### The exercise
Output the full listing below exactly, without the pictures.

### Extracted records
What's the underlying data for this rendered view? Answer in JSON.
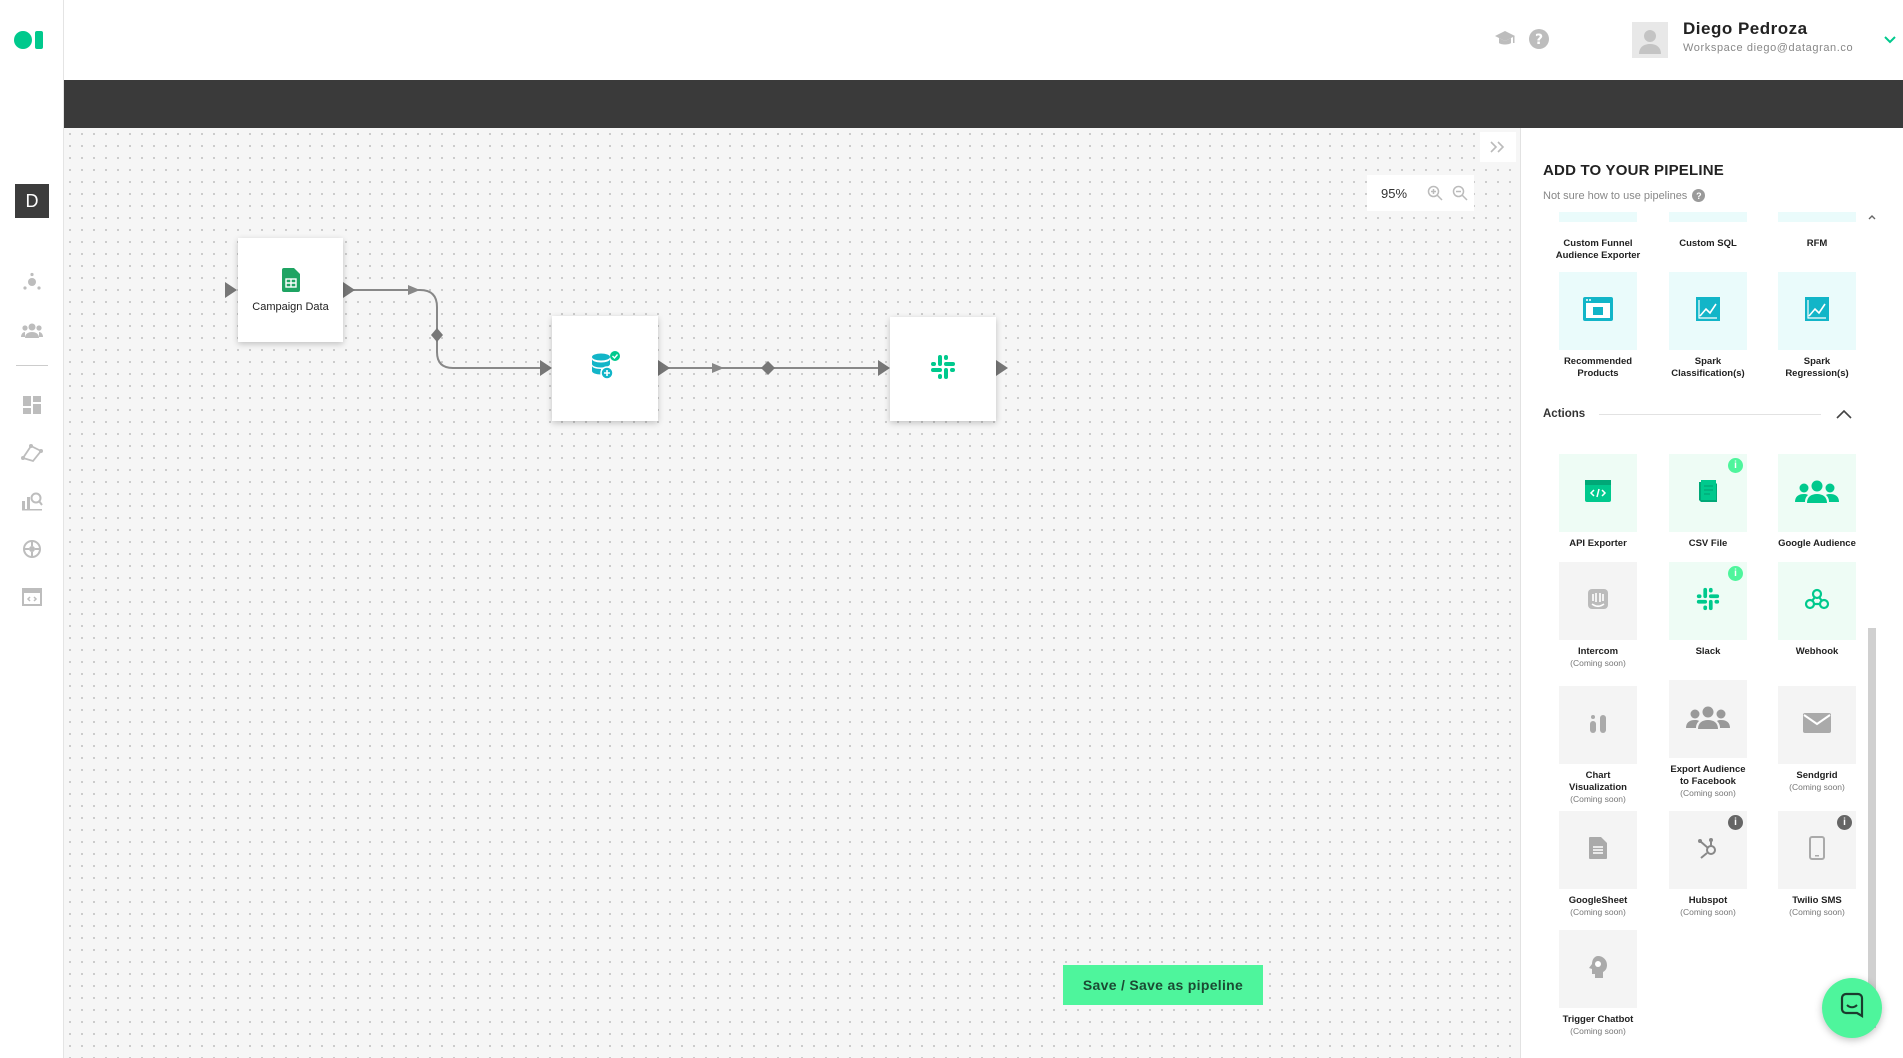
{
  "rail": {
    "workspace_initial": "D",
    "icons": [
      "network-icon",
      "users-icon",
      "dashboard-icon",
      "models-icon",
      "analytics-icon",
      "integrations-icon",
      "pipelines-icon"
    ]
  },
  "header": {
    "user_name": "Diego Pedroza",
    "user_workspace": "Workspace diego@datagran.co",
    "icons": [
      "graduation-cap-icon",
      "help-icon",
      "chevron-down-icon"
    ]
  },
  "canvas": {
    "zoom": "95%",
    "nodes": [
      {
        "id": "campaign-data",
        "label": "Campaign Data",
        "icon": "google-sheets-icon"
      },
      {
        "id": "data-transform",
        "label": "",
        "icon": "database-add-icon"
      },
      {
        "id": "slack-output",
        "label": "",
        "icon": "slack-icon"
      }
    ],
    "save_button": "Save / Save as pipeline"
  },
  "panel": {
    "title": "ADD TO YOUR PIPELINE",
    "help_text": "Not sure how to use pipelines",
    "model_row_labels": [
      "Custom Funnel Audience Exporter",
      "Custom SQL",
      "RFM"
    ],
    "models": [
      {
        "label": "Recommended Products",
        "sub": "",
        "icon": "recommended-products-icon"
      },
      {
        "label": "Spark Classification(s)",
        "sub": "",
        "icon": "spark-classification-icon"
      },
      {
        "label": "Spark Regression(s)",
        "sub": "",
        "icon": "spark-regression-icon"
      }
    ],
    "actions_title": "Actions",
    "actions": [
      {
        "label": "API Exporter",
        "sub": "",
        "icon": "api-exporter-icon",
        "badge": ""
      },
      {
        "label": "CSV File",
        "sub": "",
        "icon": "csv-file-icon",
        "badge": "i"
      },
      {
        "label": "Google Audience",
        "sub": "",
        "icon": "google-audience-icon",
        "badge": ""
      },
      {
        "label": "Intercom",
        "sub": "(Coming soon)",
        "icon": "intercom-icon",
        "badge": ""
      },
      {
        "label": "Slack",
        "sub": "",
        "icon": "slack-icon",
        "badge": "i"
      },
      {
        "label": "Webhook",
        "sub": "",
        "icon": "webhook-icon",
        "badge": ""
      },
      {
        "label": "Chart Visualization",
        "sub": "(Coming soon)",
        "icon": "chart-visualization-icon",
        "badge": ""
      },
      {
        "label": "Export Audience to Facebook",
        "sub": "(Coming soon)",
        "icon": "facebook-audience-icon",
        "badge": ""
      },
      {
        "label": "Sendgrid",
        "sub": "(Coming soon)",
        "icon": "sendgrid-icon",
        "badge": ""
      },
      {
        "label": "GoogleSheet",
        "sub": "(Coming soon)",
        "icon": "google-sheet-icon",
        "badge": ""
      },
      {
        "label": "Hubspot",
        "sub": "(Coming soon)",
        "icon": "hubspot-icon",
        "badge": "i"
      },
      {
        "label": "Twilio SMS",
        "sub": "(Coming soon)",
        "icon": "twilio-sms-icon",
        "badge": "i"
      },
      {
        "label": "Trigger Chatbot",
        "sub": "(Coming soon)",
        "icon": "trigger-chatbot-icon",
        "badge": ""
      }
    ]
  },
  "colors": {
    "brand_green": "#00c98d",
    "accent_green": "#4ef59c",
    "teal": "#12b5c8",
    "dark_bar": "#3a3a3a"
  }
}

### Problem solution
What's the underlying data for this rendered view? Answer in JSON.
{
  "rail": {
    "workspace_initial": "D",
    "icons": [
      "network-icon",
      "users-icon",
      "dashboard-icon",
      "models-icon",
      "analytics-icon",
      "integrations-icon",
      "pipelines-icon"
    ]
  },
  "header": {
    "user_name": "Diego Pedroza",
    "user_workspace": "Workspace diego@datagran.co",
    "icons": [
      "graduation-cap-icon",
      "help-icon",
      "chevron-down-icon"
    ]
  },
  "canvas": {
    "zoom": "95%",
    "nodes": [
      {
        "id": "campaign-data",
        "label": "Campaign Data",
        "icon": "google-sheets-icon"
      },
      {
        "id": "data-transform",
        "label": "",
        "icon": "database-add-icon"
      },
      {
        "id": "slack-output",
        "label": "",
        "icon": "slack-icon"
      }
    ],
    "save_button": "Save / Save as pipeline"
  },
  "panel": {
    "title": "ADD TO YOUR PIPELINE",
    "help_text": "Not sure how to use pipelines",
    "model_row_labels": [
      "Custom Funnel Audience Exporter",
      "Custom SQL",
      "RFM"
    ],
    "models": [
      {
        "label": "Recommended Products",
        "sub": "",
        "icon": "recommended-products-icon"
      },
      {
        "label": "Spark Classification(s)",
        "sub": "",
        "icon": "spark-classification-icon"
      },
      {
        "label": "Spark Regression(s)",
        "sub": "",
        "icon": "spark-regression-icon"
      }
    ],
    "actions_title": "Actions",
    "actions": [
      {
        "label": "API Exporter",
        "sub": "",
        "icon": "api-exporter-icon",
        "badge": ""
      },
      {
        "label": "CSV File",
        "sub": "",
        "icon": "csv-file-icon",
        "badge": "i"
      },
      {
        "label": "Google Audience",
        "sub": "",
        "icon": "google-audience-icon",
        "badge": ""
      },
      {
        "label": "Intercom",
        "sub": "(Coming soon)",
        "icon": "intercom-icon",
        "badge": ""
      },
      {
        "label": "Slack",
        "sub": "",
        "icon": "slack-icon",
        "badge": "i"
      },
      {
        "label": "Webhook",
        "sub": "",
        "icon": "webhook-icon",
        "badge": ""
      },
      {
        "label": "Chart Visualization",
        "sub": "(Coming soon)",
        "icon": "chart-visualization-icon",
        "badge": ""
      },
      {
        "label": "Export Audience to Facebook",
        "sub": "(Coming soon)",
        "icon": "facebook-audience-icon",
        "badge": ""
      },
      {
        "label": "Sendgrid",
        "sub": "(Coming soon)",
        "icon": "sendgrid-icon",
        "badge": ""
      },
      {
        "label": "GoogleSheet",
        "sub": "(Coming soon)",
        "icon": "google-sheet-icon",
        "badge": ""
      },
      {
        "label": "Hubspot",
        "sub": "(Coming soon)",
        "icon": "hubspot-icon",
        "badge": "i"
      },
      {
        "label": "Twilio SMS",
        "sub": "(Coming soon)",
        "icon": "twilio-sms-icon",
        "badge": "i"
      },
      {
        "label": "Trigger Chatbot",
        "sub": "(Coming soon)",
        "icon": "trigger-chatbot-icon",
        "badge": ""
      }
    ]
  },
  "colors": {
    "brand_green": "#00c98d",
    "accent_green": "#4ef59c",
    "teal": "#12b5c8",
    "dark_bar": "#3a3a3a"
  }
}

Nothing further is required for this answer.